ACTIONS TO TAKE:
1. According to the page excerpt on the Kingdom of the Netherlands, what replaced the Netherlands Antillean guilder in the BES islands in 2011?
2. Rewrite the listing below with "legend-label" swapped for "legend-entry" throughout and everything else unchanged. Omit the pictures from your answer.

PAGE EXCERPT:
________________________
Constituent countries 
The Kingdom of the Netherlands consists of four constituent countries: the Netherlands, Aruba, Curaçao, and Sint Maarten. There is a difference between the Kingdom of the Netherlands and the Netherlands: the Kingdom of the Netherlands is the comprehensive sovereign state, while the Netherlands is one of its four constituent countries. Three Caribbean islands (Aruba, Curaçao, and Sint Maarten) are the three remaining constituent countries. Three other Caribbean islands (Bonaire, Sint Eustatius, and Saba) are special municipalities within the country of the Netherlands. Until its dissolution in 2010, the islands had formed the Netherlands Antilles, with the exception of Aruba, which left the grouping in 1986.

Comparison table

Netherlands 

The Netherlands is a representative parliamentary democracy organised as a unitary state. Its administration consists of the Monarch and the Council of Ministers, which is headed by a Prime Minister (currently Mark Rutte). The people are represented by the States General of the Netherlands, which consists of a House of Representatives and a Senate. The Netherlands is divided into 12 provinces: Drenthe, Flevoland, Friesland, Gelderland, Groningen, Limburg, North Brabant, North Holland, Overijssel, South Holland, Utrecht and Zeeland. The provinces are divided into municipalities. The Netherlands has the euro as its currency, except in the special municipalities of the Caribbean Netherlands (BES islands), where the Netherlands Antillean guilder was replaced by the U.S. dollar in 2011.
________________________
INPUT FOR THIS TASK:
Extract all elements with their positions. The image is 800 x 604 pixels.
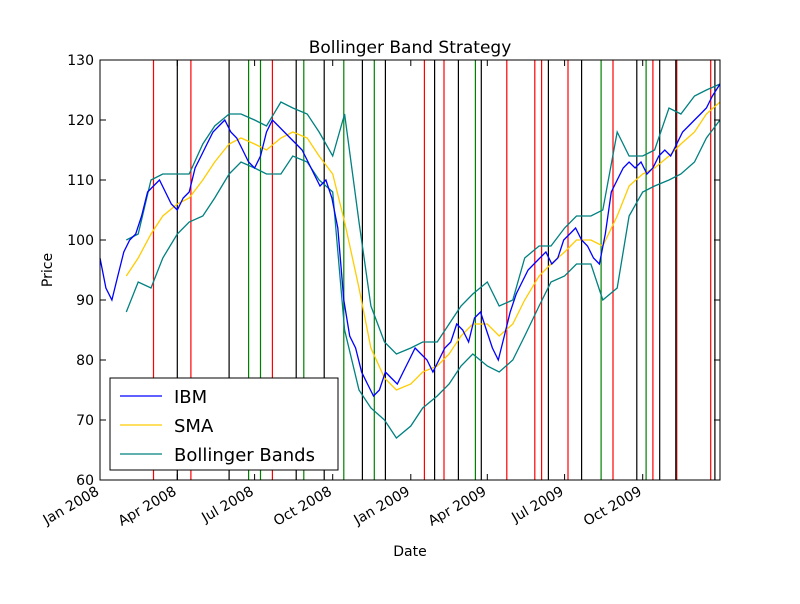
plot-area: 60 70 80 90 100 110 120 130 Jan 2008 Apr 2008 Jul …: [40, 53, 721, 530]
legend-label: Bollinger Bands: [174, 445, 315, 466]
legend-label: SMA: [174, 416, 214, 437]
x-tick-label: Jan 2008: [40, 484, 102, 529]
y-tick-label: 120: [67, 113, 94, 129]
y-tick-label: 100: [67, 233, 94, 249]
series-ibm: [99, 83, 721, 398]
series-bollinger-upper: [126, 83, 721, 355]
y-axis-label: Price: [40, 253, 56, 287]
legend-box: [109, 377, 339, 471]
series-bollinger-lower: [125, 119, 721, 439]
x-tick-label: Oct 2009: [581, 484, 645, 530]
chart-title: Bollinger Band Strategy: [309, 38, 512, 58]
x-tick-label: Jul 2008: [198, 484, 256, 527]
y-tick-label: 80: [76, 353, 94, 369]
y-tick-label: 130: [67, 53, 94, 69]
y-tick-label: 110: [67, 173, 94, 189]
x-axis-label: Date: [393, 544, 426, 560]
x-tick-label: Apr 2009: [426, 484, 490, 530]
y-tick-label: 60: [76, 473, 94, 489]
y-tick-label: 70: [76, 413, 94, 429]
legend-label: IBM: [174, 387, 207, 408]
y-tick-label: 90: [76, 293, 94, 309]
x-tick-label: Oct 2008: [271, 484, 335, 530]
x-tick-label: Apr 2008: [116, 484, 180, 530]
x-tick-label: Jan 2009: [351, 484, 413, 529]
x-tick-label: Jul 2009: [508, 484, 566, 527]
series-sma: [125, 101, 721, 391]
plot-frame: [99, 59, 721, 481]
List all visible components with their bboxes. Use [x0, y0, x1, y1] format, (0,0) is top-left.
________________________
PROBLEM SOLUTIONS:
1. The U.S. dollar.

2.
Extract all elements with their positions. The image is 800 x 604 pixels.
plot-area: 60 70 80 90 100 110 120 130 Jan 2008 Apr 2008 Jul …: [40, 53, 721, 530]
legend-entry: Bollinger Bands: [174, 445, 315, 466]
legend-entry: SMA: [174, 416, 214, 437]
x-tick-label: Jan 2008: [40, 484, 102, 529]
y-tick-label: 120: [67, 113, 94, 129]
y-tick-label: 100: [67, 233, 94, 249]
series-ibm: [99, 83, 721, 398]
series-bollinger-upper: [126, 83, 721, 355]
y-axis-label: Price: [40, 253, 56, 287]
legend-box: [109, 377, 339, 471]
series-bollinger-lower: [125, 119, 721, 439]
x-tick-label: Oct 2009: [581, 484, 645, 530]
chart-title: Bollinger Band Strategy: [309, 38, 512, 58]
x-tick-label: Jul 2008: [198, 484, 256, 527]
y-tick-label: 80: [76, 353, 94, 369]
y-tick-label: 130: [67, 53, 94, 69]
y-tick-label: 110: [67, 173, 94, 189]
x-axis-label: Date: [393, 544, 426, 560]
x-tick-label: Apr 2009: [426, 484, 490, 530]
y-tick-label: 60: [76, 473, 94, 489]
y-tick-label: 70: [76, 413, 94, 429]
legend-entry: IBM: [174, 387, 207, 408]
y-tick-label: 90: [76, 293, 94, 309]
x-tick-label: Oct 2008: [271, 484, 335, 530]
x-tick-label: Apr 2008: [116, 484, 180, 530]
x-tick-label: Jan 2009: [351, 484, 413, 529]
x-tick-label: Jul 2009: [508, 484, 566, 527]
series-sma: [125, 101, 721, 391]
plot-frame: [99, 59, 721, 481]
List all visible components with their bboxes. Use [x0, y0, x1, y1] format, (0,0) is top-left.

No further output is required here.